BEGIN THE INPUT

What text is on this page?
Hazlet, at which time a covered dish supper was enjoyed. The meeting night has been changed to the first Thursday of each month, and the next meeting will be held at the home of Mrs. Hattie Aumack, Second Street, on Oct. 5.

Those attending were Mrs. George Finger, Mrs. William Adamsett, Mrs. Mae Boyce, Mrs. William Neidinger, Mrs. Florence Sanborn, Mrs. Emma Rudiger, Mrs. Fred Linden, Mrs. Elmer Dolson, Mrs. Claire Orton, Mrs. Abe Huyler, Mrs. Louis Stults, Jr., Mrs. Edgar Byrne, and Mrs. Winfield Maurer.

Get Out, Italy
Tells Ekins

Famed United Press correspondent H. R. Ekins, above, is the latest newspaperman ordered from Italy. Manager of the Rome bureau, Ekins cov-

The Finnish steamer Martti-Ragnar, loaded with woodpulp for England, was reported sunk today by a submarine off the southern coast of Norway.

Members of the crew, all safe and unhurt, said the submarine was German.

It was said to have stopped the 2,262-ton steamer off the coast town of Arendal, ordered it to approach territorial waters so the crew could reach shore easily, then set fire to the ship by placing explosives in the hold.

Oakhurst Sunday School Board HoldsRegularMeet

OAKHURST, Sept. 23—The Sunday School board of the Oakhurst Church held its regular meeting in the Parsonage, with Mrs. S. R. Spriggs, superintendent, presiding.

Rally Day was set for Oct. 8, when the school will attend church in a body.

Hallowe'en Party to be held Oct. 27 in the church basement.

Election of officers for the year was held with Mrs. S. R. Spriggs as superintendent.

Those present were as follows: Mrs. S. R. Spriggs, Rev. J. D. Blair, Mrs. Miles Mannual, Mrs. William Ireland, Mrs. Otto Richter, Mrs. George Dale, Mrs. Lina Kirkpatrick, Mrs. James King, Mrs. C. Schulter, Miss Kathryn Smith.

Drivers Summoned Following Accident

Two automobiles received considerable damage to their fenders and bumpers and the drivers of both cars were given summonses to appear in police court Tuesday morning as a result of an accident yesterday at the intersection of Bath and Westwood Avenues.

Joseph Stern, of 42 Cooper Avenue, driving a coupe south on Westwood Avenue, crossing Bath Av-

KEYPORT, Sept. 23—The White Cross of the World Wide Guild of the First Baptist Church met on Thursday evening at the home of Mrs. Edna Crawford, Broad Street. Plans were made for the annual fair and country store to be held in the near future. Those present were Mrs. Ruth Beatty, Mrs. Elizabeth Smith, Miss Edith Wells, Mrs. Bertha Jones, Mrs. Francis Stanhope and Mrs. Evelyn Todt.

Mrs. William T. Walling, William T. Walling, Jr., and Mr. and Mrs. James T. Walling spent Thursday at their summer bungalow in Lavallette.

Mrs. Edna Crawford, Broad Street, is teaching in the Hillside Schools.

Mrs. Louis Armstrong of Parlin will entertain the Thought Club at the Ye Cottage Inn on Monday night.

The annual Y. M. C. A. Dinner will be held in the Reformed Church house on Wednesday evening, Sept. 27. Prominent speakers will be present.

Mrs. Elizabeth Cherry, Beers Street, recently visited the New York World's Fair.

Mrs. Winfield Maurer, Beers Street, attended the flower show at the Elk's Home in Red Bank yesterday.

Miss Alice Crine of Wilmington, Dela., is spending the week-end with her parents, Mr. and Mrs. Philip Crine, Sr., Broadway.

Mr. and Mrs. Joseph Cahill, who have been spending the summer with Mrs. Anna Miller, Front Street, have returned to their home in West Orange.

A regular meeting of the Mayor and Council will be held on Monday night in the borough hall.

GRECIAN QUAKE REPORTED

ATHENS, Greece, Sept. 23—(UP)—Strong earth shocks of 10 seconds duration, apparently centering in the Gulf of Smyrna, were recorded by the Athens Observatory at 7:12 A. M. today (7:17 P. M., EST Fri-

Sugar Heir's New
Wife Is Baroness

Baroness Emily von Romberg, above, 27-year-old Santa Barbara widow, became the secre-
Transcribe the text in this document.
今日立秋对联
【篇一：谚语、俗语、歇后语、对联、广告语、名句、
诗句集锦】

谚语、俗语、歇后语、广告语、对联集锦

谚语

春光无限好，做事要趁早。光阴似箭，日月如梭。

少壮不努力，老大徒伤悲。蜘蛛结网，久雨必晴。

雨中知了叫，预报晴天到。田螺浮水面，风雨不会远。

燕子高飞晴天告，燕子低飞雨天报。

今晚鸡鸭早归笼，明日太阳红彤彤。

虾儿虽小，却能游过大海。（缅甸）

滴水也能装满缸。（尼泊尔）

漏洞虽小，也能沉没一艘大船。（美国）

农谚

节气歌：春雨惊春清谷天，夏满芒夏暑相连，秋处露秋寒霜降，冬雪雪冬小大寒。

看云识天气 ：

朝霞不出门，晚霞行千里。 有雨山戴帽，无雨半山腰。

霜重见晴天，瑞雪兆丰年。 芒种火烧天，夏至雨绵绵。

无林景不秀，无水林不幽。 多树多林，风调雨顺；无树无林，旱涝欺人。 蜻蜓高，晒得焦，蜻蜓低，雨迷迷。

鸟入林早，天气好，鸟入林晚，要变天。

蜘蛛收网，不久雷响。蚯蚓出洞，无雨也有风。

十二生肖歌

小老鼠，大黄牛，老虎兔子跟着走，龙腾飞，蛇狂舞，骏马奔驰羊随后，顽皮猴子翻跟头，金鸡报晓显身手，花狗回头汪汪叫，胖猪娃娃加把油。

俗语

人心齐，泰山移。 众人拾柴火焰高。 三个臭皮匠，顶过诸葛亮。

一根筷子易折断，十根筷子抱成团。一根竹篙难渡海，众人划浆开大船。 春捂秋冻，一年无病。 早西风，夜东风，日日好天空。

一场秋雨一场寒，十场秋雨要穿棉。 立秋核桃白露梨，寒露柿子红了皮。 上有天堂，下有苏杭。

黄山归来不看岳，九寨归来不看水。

END THE INPUT
BEGIN THE INPUT

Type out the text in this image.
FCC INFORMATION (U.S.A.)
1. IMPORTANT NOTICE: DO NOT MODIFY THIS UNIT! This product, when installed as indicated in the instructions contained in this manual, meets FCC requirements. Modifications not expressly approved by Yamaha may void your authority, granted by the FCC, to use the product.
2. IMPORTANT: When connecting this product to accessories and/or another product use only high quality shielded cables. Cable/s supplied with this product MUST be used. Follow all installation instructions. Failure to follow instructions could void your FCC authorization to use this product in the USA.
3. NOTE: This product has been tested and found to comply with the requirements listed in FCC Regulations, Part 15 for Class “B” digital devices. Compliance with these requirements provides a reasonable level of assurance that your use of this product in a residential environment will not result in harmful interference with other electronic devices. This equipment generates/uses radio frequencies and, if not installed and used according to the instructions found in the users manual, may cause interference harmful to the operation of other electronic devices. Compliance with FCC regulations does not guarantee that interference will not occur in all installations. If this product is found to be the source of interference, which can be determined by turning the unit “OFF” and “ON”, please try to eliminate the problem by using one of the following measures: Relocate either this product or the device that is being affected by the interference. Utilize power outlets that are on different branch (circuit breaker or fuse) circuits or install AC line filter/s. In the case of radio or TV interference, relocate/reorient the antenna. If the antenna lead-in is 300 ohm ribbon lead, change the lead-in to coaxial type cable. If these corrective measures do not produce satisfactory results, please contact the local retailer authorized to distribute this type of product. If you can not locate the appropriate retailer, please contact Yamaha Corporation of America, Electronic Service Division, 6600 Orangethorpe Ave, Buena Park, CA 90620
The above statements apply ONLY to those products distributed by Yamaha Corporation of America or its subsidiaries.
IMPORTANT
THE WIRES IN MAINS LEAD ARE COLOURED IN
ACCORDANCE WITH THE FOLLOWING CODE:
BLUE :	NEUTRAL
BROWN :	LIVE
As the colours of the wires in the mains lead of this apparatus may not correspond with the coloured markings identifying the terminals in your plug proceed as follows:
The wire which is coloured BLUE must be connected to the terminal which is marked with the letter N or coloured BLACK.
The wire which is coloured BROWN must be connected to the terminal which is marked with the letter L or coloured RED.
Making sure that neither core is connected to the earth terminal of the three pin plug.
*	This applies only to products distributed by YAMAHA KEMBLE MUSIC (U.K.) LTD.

END THE INPUT

_GIVEN TASK_: Extract from the data every line where "Italy" shows up.

_RESPONSE_:
Get Out, Italy
Famed United Press correspondent H. R. Ekins, above, is the latest newspaperman ordered from Italy. Manager of the Rome bureau, Ekins cov-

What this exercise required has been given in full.